══ DATA ROWS

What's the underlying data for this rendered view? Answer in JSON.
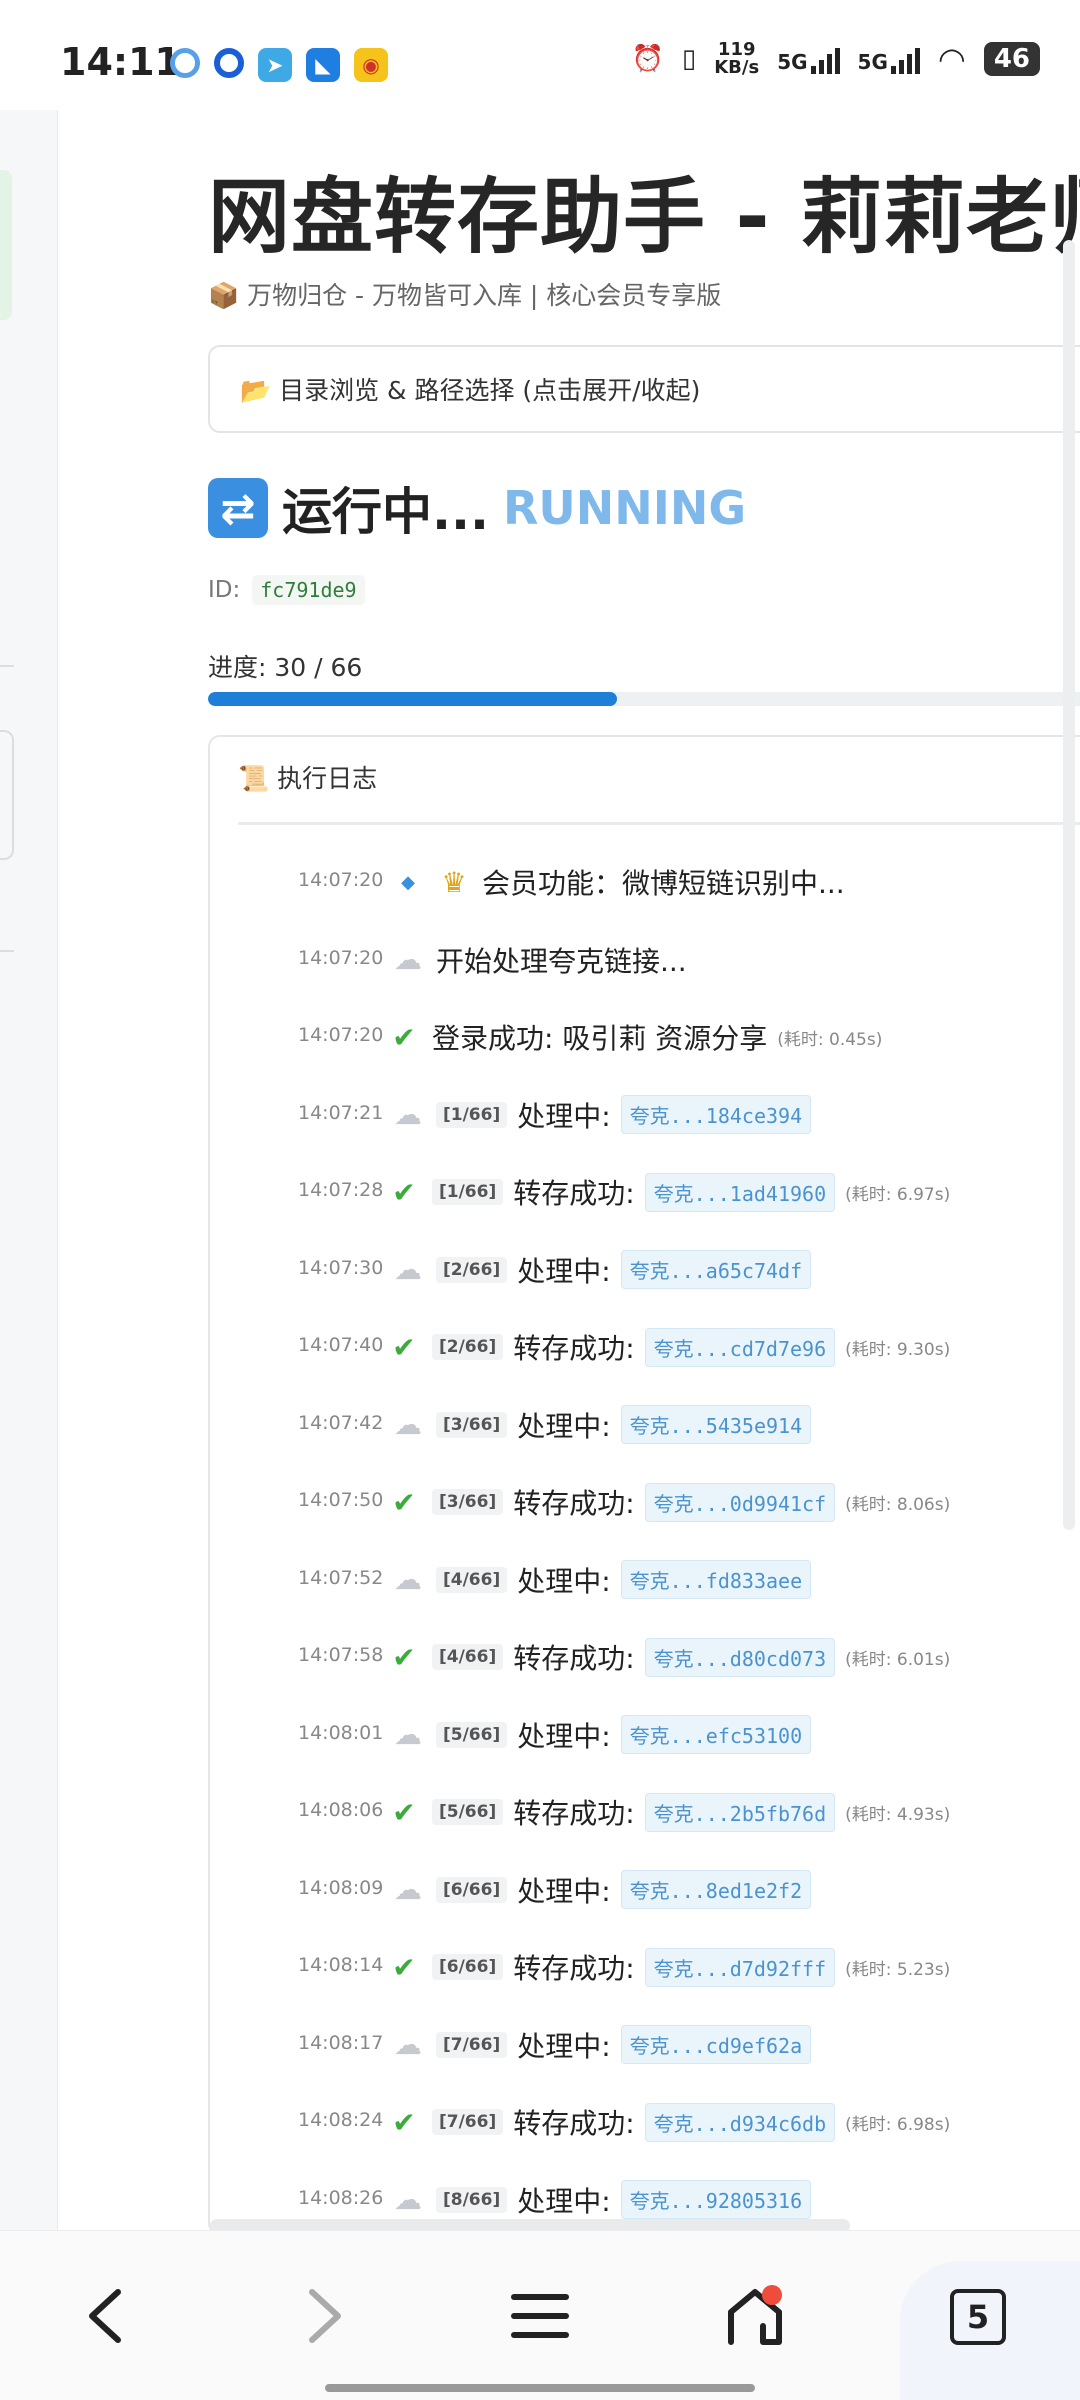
{
  "status_bar": {
    "time": "14:11",
    "speed_value": "119",
    "speed_unit": "KB/s",
    "sig1": "5G",
    "sig2": "5G",
    "battery": "46"
  },
  "page": {
    "title": "网盘转存助手 - 莉莉老师",
    "subtitle": "📦 万物归仓 - 万物皆可入库 | 核心会员专享版",
    "dir_toggle": "📂 目录浏览 & 路径选择 (点击展开/收起)",
    "run_status": "运行中...",
    "run_status_en": "RUNNING",
    "id_label": "ID:",
    "job_id": "fc791de9",
    "progress_label": "进度: 30 / 66",
    "progress": {
      "done": 30,
      "total": 66
    }
  },
  "log": {
    "header": "📜 执行日志",
    "entries": [
      {
        "time": "14:07:20",
        "icon": "diamond-crown",
        "tag": "",
        "msg": "会员功能：微博短链识别中...",
        "link": "",
        "dur": ""
      },
      {
        "time": "14:07:20",
        "icon": "cloud",
        "tag": "",
        "msg": "开始处理夸克链接...",
        "link": "",
        "dur": ""
      },
      {
        "time": "14:07:20",
        "icon": "check",
        "tag": "",
        "msg": "登录成功: 吸引莉 资源分享",
        "link": "",
        "dur": "(耗时: 0.45s)"
      },
      {
        "time": "14:07:21",
        "icon": "cloud",
        "tag": "[1/66]",
        "msg": "处理中:",
        "link": "夸克...184ce394",
        "dur": ""
      },
      {
        "time": "14:07:28",
        "icon": "check",
        "tag": "[1/66]",
        "msg": "转存成功:",
        "link": "夸克...1ad41960",
        "dur": "(耗时: 6.97s)"
      },
      {
        "time": "14:07:30",
        "icon": "cloud",
        "tag": "[2/66]",
        "msg": "处理中:",
        "link": "夸克...a65c74df",
        "dur": ""
      },
      {
        "time": "14:07:40",
        "icon": "check",
        "tag": "[2/66]",
        "msg": "转存成功:",
        "link": "夸克...cd7d7e96",
        "dur": "(耗时: 9.30s)"
      },
      {
        "time": "14:07:42",
        "icon": "cloud",
        "tag": "[3/66]",
        "msg": "处理中:",
        "link": "夸克...5435e914",
        "dur": ""
      },
      {
        "time": "14:07:50",
        "icon": "check",
        "tag": "[3/66]",
        "msg": "转存成功:",
        "link": "夸克...0d9941cf",
        "dur": "(耗时: 8.06s)"
      },
      {
        "time": "14:07:52",
        "icon": "cloud",
        "tag": "[4/66]",
        "msg": "处理中:",
        "link": "夸克...fd833aee",
        "dur": ""
      },
      {
        "time": "14:07:58",
        "icon": "check",
        "tag": "[4/66]",
        "msg": "转存成功:",
        "link": "夸克...d80cd073",
        "dur": "(耗时: 6.01s)"
      },
      {
        "time": "14:08:01",
        "icon": "cloud",
        "tag": "[5/66]",
        "msg": "处理中:",
        "link": "夸克...efc53100",
        "dur": ""
      },
      {
        "time": "14:08:06",
        "icon": "check",
        "tag": "[5/66]",
        "msg": "转存成功:",
        "link": "夸克...2b5fb76d",
        "dur": "(耗时: 4.93s)"
      },
      {
        "time": "14:08:09",
        "icon": "cloud",
        "tag": "[6/66]",
        "msg": "处理中:",
        "link": "夸克...8ed1e2f2",
        "dur": ""
      },
      {
        "time": "14:08:14",
        "icon": "check",
        "tag": "[6/66]",
        "msg": "转存成功:",
        "link": "夸克...d7d92fff",
        "dur": "(耗时: 5.23s)"
      },
      {
        "time": "14:08:17",
        "icon": "cloud",
        "tag": "[7/66]",
        "msg": "处理中:",
        "link": "夸克...cd9ef62a",
        "dur": ""
      },
      {
        "time": "14:08:24",
        "icon": "check",
        "tag": "[7/66]",
        "msg": "转存成功:",
        "link": "夸克...d934c6db",
        "dur": "(耗时: 6.98s)"
      },
      {
        "time": "14:08:26",
        "icon": "cloud",
        "tag": "[8/66]",
        "msg": "处理中:",
        "link": "夸克...92805316",
        "dur": ""
      }
    ]
  },
  "nav": {
    "tab_count": "5",
    "icons": [
      "back-icon",
      "forward-icon",
      "menu-icon",
      "home-icon",
      "tabs-icon"
    ]
  },
  "colors": {
    "accent": "#1d7fd8",
    "running": "#7fb8ea",
    "success": "#3bac3b",
    "link_bg": "#eaf5fb",
    "link_text": "#4a93cf"
  }
}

════

*WRITTEN EXERCISE*: Will you set down the records word for word while leaving out every picture?

*EXERCISE OUTPUT*:
What's the underlying data for this rendered view? Answer in JSON.
{
  "status_bar": {
    "time": "14:11",
    "speed_value": "119",
    "speed_unit": "KB/s",
    "sig1": "5G",
    "sig2": "5G",
    "battery": "46"
  },
  "page": {
    "title": "网盘转存助手 - 莉莉老师",
    "subtitle": "📦 万物归仓 - 万物皆可入库 | 核心会员专享版",
    "dir_toggle": "📂 目录浏览 & 路径选择 (点击展开/收起)",
    "run_status": "运行中...",
    "run_status_en": "RUNNING",
    "id_label": "ID:",
    "job_id": "fc791de9",
    "progress_label": "进度: 30 / 66",
    "progress": {
      "done": 30,
      "total": 66
    }
  },
  "log": {
    "header": "📜 执行日志",
    "entries": [
      {
        "time": "14:07:20",
        "icon": "diamond-crown",
        "tag": "",
        "msg": "会员功能：微博短链识别中...",
        "link": "",
        "dur": ""
      },
      {
        "time": "14:07:20",
        "icon": "cloud",
        "tag": "",
        "msg": "开始处理夸克链接...",
        "link": "",
        "dur": ""
      },
      {
        "time": "14:07:20",
        "icon": "check",
        "tag": "",
        "msg": "登录成功: 吸引莉 资源分享",
        "link": "",
        "dur": "(耗时: 0.45s)"
      },
      {
        "time": "14:07:21",
        "icon": "cloud",
        "tag": "[1/66]",
        "msg": "处理中:",
        "link": "夸克...184ce394",
        "dur": ""
      },
      {
        "time": "14:07:28",
        "icon": "check",
        "tag": "[1/66]",
        "msg": "转存成功:",
        "link": "夸克...1ad41960",
        "dur": "(耗时: 6.97s)"
      },
      {
        "time": "14:07:30",
        "icon": "cloud",
        "tag": "[2/66]",
        "msg": "处理中:",
        "link": "夸克...a65c74df",
        "dur": ""
      },
      {
        "time": "14:07:40",
        "icon": "check",
        "tag": "[2/66]",
        "msg": "转存成功:",
        "link": "夸克...cd7d7e96",
        "dur": "(耗时: 9.30s)"
      },
      {
        "time": "14:07:42",
        "icon": "cloud",
        "tag": "[3/66]",
        "msg": "处理中:",
        "link": "夸克...5435e914",
        "dur": ""
      },
      {
        "time": "14:07:50",
        "icon": "check",
        "tag": "[3/66]",
        "msg": "转存成功:",
        "link": "夸克...0d9941cf",
        "dur": "(耗时: 8.06s)"
      },
      {
        "time": "14:07:52",
        "icon": "cloud",
        "tag": "[4/66]",
        "msg": "处理中:",
        "link": "夸克...fd833aee",
        "dur": ""
      },
      {
        "time": "14:07:58",
        "icon": "check",
        "tag": "[4/66]",
        "msg": "转存成功:",
        "link": "夸克...d80cd073",
        "dur": "(耗时: 6.01s)"
      },
      {
        "time": "14:08:01",
        "icon": "cloud",
        "tag": "[5/66]",
        "msg": "处理中:",
        "link": "夸克...efc53100",
        "dur": ""
      },
      {
        "time": "14:08:06",
        "icon": "check",
        "tag": "[5/66]",
        "msg": "转存成功:",
        "link": "夸克...2b5fb76d",
        "dur": "(耗时: 4.93s)"
      },
      {
        "time": "14:08:09",
        "icon": "cloud",
        "tag": "[6/66]",
        "msg": "处理中:",
        "link": "夸克...8ed1e2f2",
        "dur": ""
      },
      {
        "time": "14:08:14",
        "icon": "check",
        "tag": "[6/66]",
        "msg": "转存成功:",
        "link": "夸克...d7d92fff",
        "dur": "(耗时: 5.23s)"
      },
      {
        "time": "14:08:17",
        "icon": "cloud",
        "tag": "[7/66]",
        "msg": "处理中:",
        "link": "夸克...cd9ef62a",
        "dur": ""
      },
      {
        "time": "14:08:24",
        "icon": "check",
        "tag": "[7/66]",
        "msg": "转存成功:",
        "link": "夸克...d934c6db",
        "dur": "(耗时: 6.98s)"
      },
      {
        "time": "14:08:26",
        "icon": "cloud",
        "tag": "[8/66]",
        "msg": "处理中:",
        "link": "夸克...92805316",
        "dur": ""
      }
    ]
  },
  "nav": {
    "tab_count": "5",
    "icons": [
      "back-icon",
      "forward-icon",
      "menu-icon",
      "home-icon",
      "tabs-icon"
    ]
  },
  "colors": {
    "accent": "#1d7fd8",
    "running": "#7fb8ea",
    "success": "#3bac3b",
    "link_bg": "#eaf5fb",
    "link_text": "#4a93cf"
  }
}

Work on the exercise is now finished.